- [Short task]: Copy nothing but the text: repeat each entry exactly and drop the images.

- [Dataset records]:

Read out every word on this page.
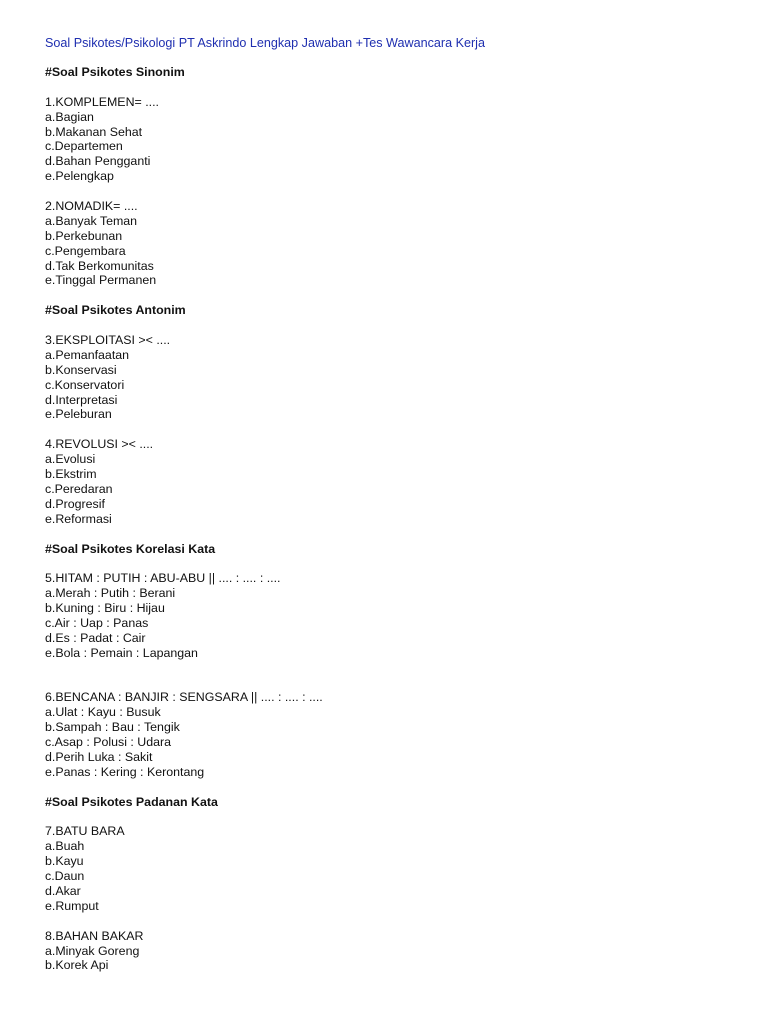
Soal Psikotes/Psikologi PT Askrindo Lengkap Jawaban +Tes Wawancara Kerja
#Soal Psikotes Sinonim
1.KOMPLEMEN= ....
a.Bagian
b.Makanan Sehat
c.Departemen
d.Bahan Pengganti
e.Pelengkap
2.NOMADIK= ....
a.Banyak Teman
b.Perkebunan
c.Pengembara
d.Tak Berkomunitas
e.Tinggal Permanen
#Soal Psikotes Antonim
3.EKSPLOITASI >< ....
a.Pemanfaatan
b.Konservasi
c.Konservatori
d.Interpretasi
e.Peleburan
4.REVOLUSI >< ....
a.Evolusi
b.Ekstrim
c.Peredaran
d.Progresif
e.Reformasi
#Soal Psikotes Korelasi Kata
5.HITAM : PUTIH : ABU-ABU || .... : .... : ....
a.Merah : Putih : Berani
b.Kuning : Biru : Hijau
c.Air : Uap : Panas
d.Es : Padat : Cair
e.Bola : Pemain : Lapangan
6.BENCANA : BANJIR : SENGSARA || .... : .... : ....
a.Ulat : Kayu : Busuk
b.Sampah : Bau : Tengik
c.Asap : Polusi : Udara
d.Perih Luka : Sakit
e.Panas : Kering : Kerontang
#Soal Psikotes Padanan Kata
7.BATU BARA
a.Buah
b.Kayu
c.Daun
d.Akar
e.Rumput
8.BAHAN BAKAR
a.Minyak Goreng
b.Korek Api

- [In response]:
Read out every word on this page.
Soal Psikotes/Psikologi PT Askrindo Lengkap Jawaban +Tes Wawancara Kerja
#Soal Psikotes Sinonim
1.KOMPLEMEN= ....
a.Bagian
b.Makanan Sehat
c.Departemen
d.Bahan Pengganti
e.Pelengkap
2.NOMADIK= ....
a.Banyak Teman
b.Perkebunan
c.Pengembara
d.Tak Berkomunitas
e.Tinggal Permanen
#Soal Psikotes Antonim
3.EKSPLOITASI >< ....
a.Pemanfaatan
b.Konservasi
c.Konservatori
d.Interpretasi
e.Peleburan
4.REVOLUSI >< ....
a.Evolusi
b.Ekstrim
c.Peredaran
d.Progresif
e.Reformasi
#Soal Psikotes Korelasi Kata
5.HITAM : PUTIH : ABU-ABU || .... : .... : ....
a.Merah : Putih : Berani
b.Kuning : Biru : Hijau
c.Air : Uap : Panas
d.Es : Padat : Cair
e.Bola : Pemain : Lapangan
6.BENCANA : BANJIR : SENGSARA || .... : .... : ....
a.Ulat : Kayu : Busuk
b.Sampah : Bau : Tengik
c.Asap : Polusi : Udara
d.Perih Luka : Sakit
e.Panas : Kering : Kerontang
#Soal Psikotes Padanan Kata
7.BATU BARA
a.Buah
b.Kayu
c.Daun
d.Akar
e.Rumput
8.BAHAN BAKAR
a.Minyak Goreng
b.Korek Api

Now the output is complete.